— EXCERPT TO READ —
◇ ◇ ◇ ◇ ◇ ◇ ◇

Tag Archives: machine learning

Layer-Wise Linear Mode Connectivity

We presented our work on layer-wise linear mode connectivity at ICLR 2024 let by Linara Adilova, with Maksym Andriushchenko, Michael Kamp, Asja Fischer and Martin Jaggi.

We know that linear mode connectivity doesn’t hold for two independently trained models. But what about *layer-wise* LMC? Well, it is very different!

We investigate layer-wise averaging and discover that for multiple networks, tasks, and setups averaging only one layer does not affect the performance! This is inline with the research showing that re-initialization of individual layers does not change accuracy.

Nevertheless, is there some critical amount of layers needed to be averaged to get to a high loss point? It turns out that barrier-prone layers are concentrated in the middle of a model.

◇ ◇ ◇ ◇ ◇ ◇ ◇

— WORK TO DO —
• a. In the post on layer-wise linear mode connectivity, at which conference was the work presented?
• b. List every person named in the post on layer-wise linear mode connectivity.
• c. Continue the post on layer-wise linear mode connectivity from its last sentence.
The items are not needed.

— RECORDS PROVIDED —

◇ ◇ ◇ ◇ ◇ ◇ ◇

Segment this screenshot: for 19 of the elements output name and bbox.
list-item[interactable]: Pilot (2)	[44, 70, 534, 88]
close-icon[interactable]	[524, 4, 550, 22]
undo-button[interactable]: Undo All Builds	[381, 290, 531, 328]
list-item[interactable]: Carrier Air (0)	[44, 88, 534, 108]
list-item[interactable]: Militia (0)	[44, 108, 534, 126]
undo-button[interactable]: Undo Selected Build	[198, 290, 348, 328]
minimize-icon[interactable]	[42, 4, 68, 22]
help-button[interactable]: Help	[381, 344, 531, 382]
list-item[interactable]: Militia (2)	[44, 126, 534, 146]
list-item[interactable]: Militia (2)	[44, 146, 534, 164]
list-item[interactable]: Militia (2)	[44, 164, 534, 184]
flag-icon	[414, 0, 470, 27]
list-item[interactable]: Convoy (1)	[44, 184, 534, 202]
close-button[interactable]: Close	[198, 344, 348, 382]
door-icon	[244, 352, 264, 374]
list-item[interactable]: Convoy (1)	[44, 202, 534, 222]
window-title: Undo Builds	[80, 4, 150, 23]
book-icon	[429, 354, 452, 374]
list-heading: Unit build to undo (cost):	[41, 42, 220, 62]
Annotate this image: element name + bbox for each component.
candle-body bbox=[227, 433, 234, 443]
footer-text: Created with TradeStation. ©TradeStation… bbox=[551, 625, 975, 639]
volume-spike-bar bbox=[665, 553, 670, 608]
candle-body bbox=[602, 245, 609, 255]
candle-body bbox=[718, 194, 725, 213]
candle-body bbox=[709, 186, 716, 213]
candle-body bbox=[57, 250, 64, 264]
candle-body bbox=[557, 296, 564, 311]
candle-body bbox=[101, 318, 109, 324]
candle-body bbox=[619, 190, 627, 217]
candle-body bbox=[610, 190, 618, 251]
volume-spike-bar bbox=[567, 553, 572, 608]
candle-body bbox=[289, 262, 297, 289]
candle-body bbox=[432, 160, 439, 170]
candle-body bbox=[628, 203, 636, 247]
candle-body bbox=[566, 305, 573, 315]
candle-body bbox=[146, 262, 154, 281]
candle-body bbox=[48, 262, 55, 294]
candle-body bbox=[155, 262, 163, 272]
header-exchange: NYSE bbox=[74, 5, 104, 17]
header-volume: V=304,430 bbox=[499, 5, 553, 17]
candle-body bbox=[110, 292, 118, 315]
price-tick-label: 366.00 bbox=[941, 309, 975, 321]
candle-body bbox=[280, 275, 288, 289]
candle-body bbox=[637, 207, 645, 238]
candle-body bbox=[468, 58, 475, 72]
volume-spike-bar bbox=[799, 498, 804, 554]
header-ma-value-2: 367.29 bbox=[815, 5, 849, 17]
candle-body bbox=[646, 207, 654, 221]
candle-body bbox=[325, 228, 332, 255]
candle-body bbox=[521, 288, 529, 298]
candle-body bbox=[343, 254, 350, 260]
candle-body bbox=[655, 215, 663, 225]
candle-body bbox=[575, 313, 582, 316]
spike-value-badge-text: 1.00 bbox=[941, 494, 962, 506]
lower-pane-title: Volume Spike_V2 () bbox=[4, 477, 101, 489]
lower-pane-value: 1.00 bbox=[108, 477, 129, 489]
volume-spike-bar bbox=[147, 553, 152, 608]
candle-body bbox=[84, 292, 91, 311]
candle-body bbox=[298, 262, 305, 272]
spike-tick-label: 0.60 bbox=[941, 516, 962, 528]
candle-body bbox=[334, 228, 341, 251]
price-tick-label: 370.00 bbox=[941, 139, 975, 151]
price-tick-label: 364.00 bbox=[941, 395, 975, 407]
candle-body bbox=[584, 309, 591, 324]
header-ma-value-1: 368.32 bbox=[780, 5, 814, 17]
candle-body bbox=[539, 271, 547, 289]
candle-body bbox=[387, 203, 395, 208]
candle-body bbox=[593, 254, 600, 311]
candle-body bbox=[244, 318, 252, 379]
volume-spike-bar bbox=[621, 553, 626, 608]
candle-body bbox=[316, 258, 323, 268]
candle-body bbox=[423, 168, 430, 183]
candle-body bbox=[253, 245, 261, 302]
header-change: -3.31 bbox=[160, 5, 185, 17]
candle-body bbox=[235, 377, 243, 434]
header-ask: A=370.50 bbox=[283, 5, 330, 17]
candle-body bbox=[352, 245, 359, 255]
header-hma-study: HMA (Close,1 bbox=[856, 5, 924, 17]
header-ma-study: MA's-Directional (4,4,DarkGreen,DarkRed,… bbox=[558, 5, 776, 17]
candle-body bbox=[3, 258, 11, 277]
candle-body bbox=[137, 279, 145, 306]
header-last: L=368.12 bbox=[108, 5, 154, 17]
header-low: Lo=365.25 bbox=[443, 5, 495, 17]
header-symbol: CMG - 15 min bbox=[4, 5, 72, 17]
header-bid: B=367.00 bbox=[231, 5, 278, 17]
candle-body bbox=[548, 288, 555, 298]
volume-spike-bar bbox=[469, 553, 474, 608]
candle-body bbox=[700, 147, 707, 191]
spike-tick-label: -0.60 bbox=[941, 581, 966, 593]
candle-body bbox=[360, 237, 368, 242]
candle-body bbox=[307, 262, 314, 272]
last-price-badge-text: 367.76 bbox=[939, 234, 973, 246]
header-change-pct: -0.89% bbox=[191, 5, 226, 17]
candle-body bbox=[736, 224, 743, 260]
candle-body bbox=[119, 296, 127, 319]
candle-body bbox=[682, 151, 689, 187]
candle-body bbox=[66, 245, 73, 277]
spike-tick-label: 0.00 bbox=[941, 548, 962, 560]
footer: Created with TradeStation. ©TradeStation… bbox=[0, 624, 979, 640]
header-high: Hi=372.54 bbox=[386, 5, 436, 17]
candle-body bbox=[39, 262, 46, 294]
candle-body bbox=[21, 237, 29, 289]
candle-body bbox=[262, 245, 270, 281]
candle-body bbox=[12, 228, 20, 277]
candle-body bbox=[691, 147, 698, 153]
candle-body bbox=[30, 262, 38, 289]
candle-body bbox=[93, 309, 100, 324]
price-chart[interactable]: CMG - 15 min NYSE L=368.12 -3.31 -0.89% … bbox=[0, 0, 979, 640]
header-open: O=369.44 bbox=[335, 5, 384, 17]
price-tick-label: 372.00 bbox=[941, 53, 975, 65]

◇ ◇ ◇ ◇ ◇ ◇ ◇

— EXERCISE RESPONSES —
• a. ICLR 2024

• b. Linara Adilova, Maksym Andriushchenko, Michael Kamp, Asja Fischer, Martin Jaggi

• c.
Is there a way to gain more insights on this phenomenon? Let’s see how it looks like for a minimalistic example of a deep linear network. Ultimately, linear network is convex with respect to any of its layer cuts.

Can robustness explain this property, i.e., all the neural networks have a particular weight changes robustness that allows to compensate for one layer modifications? For some layers the answer is yes, it is indeed much harder to get to a high loss for a more robust model.

It also means that we cannot treat random directions as uniformly representative of the loss surface: our experiment shows particular subspaces to be more stable than others. Especially, single layer subspaces have a different tolerance to noise!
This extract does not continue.